■ **DATASET RECORDS**:

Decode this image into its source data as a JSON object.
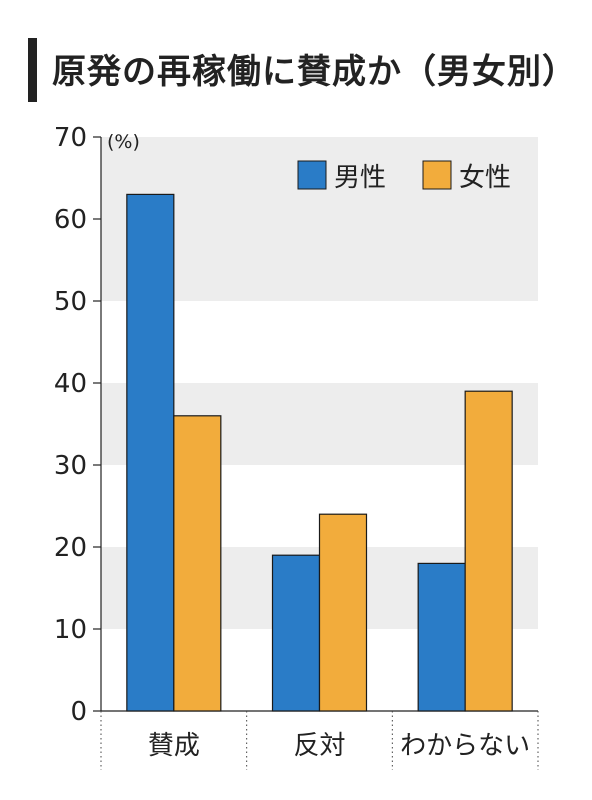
{
  "title": "原発の再稼働に賛成か（男女別）",
  "chart_data": {
    "type": "bar",
    "title": "原発の再稼働に賛成か（男女別）",
    "ylabel": "(%)",
    "ylim": [
      0,
      70
    ],
    "yticks": [
      0,
      10,
      20,
      30,
      40,
      50,
      60,
      70
    ],
    "categories": [
      "賛成",
      "反対",
      "わからない"
    ],
    "series": [
      {
        "name": "男性",
        "values": [
          63,
          19,
          18
        ],
        "color": "#2a7cc7"
      },
      {
        "name": "女性",
        "values": [
          36,
          24,
          39
        ],
        "color": "#f2ac3c"
      }
    ],
    "legend_position": "top-right",
    "band_color": "#ededed"
  }
}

■ **BRIEF**: Find every line in the records that has the string "原発の再稼働に賛成か", then state how many there are and nothing else.

■ **SOLUTION FOR THIS TASK**: 2